## WORK TO DO
Sift the material for lines containing "Windows", and return them.

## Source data
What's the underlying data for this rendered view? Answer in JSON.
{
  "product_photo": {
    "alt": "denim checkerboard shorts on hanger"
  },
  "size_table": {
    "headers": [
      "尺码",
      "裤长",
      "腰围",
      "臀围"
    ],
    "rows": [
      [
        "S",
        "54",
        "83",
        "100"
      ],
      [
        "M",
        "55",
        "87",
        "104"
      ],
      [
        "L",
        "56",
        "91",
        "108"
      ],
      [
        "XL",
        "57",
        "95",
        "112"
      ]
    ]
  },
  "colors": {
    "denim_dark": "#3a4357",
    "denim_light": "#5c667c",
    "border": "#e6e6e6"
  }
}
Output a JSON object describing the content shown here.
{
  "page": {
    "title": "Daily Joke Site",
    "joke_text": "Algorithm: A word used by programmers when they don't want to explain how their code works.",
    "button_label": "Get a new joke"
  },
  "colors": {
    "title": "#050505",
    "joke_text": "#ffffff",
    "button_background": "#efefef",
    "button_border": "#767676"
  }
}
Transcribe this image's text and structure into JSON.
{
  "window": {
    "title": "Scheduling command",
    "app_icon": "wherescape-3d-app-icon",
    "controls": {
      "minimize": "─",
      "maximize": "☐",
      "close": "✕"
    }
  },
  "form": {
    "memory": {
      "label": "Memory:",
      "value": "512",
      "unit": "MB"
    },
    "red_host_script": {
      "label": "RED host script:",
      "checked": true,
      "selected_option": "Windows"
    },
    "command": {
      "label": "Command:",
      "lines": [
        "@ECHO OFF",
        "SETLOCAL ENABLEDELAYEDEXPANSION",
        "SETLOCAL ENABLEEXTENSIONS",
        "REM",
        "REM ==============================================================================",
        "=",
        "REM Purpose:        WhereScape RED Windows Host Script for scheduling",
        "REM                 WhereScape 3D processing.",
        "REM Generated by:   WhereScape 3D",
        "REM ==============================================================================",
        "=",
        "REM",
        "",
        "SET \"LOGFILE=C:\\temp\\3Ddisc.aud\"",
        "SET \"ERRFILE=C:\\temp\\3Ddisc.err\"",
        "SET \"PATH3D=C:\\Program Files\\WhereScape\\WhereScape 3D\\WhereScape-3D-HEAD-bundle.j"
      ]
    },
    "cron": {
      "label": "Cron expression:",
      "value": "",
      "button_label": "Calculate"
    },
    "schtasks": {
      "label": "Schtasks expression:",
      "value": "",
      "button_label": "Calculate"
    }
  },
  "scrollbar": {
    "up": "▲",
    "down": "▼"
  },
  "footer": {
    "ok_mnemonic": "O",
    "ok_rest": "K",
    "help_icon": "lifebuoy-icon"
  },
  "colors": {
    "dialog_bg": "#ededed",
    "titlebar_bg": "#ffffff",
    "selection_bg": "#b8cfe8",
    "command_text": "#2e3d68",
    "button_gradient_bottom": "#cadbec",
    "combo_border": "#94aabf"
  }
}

## REPLY
      "selected_option": "Windows"
        "REM Purpose:        WhereScape RED Windows Host Script for scheduling",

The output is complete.